- _WHAT THE EXERCISE ASKS_: Using the records below, locate all lines containing "data" and return them.

- _RECORDS TO PROCESS_:
□ □ □ □

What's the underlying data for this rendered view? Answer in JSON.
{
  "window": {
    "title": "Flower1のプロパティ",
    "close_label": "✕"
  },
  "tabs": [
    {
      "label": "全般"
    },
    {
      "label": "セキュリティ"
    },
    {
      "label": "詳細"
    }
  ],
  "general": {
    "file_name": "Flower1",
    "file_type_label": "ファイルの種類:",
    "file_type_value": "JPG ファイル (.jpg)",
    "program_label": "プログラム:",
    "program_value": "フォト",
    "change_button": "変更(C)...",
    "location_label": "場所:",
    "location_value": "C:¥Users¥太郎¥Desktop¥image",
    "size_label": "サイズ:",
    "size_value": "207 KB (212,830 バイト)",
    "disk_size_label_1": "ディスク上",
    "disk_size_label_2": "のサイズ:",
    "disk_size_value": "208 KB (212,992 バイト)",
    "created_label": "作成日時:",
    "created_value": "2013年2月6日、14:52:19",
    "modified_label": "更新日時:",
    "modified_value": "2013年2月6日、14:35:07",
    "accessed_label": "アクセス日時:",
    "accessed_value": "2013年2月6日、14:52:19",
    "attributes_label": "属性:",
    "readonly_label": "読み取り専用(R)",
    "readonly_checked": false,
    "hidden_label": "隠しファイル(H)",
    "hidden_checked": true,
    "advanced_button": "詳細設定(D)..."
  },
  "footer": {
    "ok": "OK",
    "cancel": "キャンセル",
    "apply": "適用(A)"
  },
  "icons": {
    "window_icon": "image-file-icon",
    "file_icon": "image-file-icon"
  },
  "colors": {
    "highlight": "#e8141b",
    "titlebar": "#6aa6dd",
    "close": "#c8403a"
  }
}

□ □ □ □

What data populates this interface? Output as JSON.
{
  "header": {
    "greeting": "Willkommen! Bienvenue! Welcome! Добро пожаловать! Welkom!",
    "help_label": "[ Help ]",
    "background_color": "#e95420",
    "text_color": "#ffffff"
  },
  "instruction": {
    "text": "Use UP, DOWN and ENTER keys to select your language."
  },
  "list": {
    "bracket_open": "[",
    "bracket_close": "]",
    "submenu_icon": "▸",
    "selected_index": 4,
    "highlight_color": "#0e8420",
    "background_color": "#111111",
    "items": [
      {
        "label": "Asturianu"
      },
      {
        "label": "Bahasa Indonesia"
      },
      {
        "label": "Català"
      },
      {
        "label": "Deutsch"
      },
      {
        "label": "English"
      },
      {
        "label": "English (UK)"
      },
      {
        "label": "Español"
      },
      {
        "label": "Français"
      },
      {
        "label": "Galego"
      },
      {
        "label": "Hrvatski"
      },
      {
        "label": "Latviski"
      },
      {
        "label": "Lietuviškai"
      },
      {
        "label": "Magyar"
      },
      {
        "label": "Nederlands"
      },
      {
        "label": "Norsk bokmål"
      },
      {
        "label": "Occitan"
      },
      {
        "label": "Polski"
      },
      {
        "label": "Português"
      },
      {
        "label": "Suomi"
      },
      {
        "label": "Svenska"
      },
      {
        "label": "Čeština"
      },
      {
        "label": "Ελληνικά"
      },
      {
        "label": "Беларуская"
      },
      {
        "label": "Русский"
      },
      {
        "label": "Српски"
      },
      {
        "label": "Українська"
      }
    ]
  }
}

□ □ □ □

- _RESULT FOR THIS EXERCISE_:
What's the underlying data for this rendered view? Answer in JSON.
What data populates this interface? Output as JSON.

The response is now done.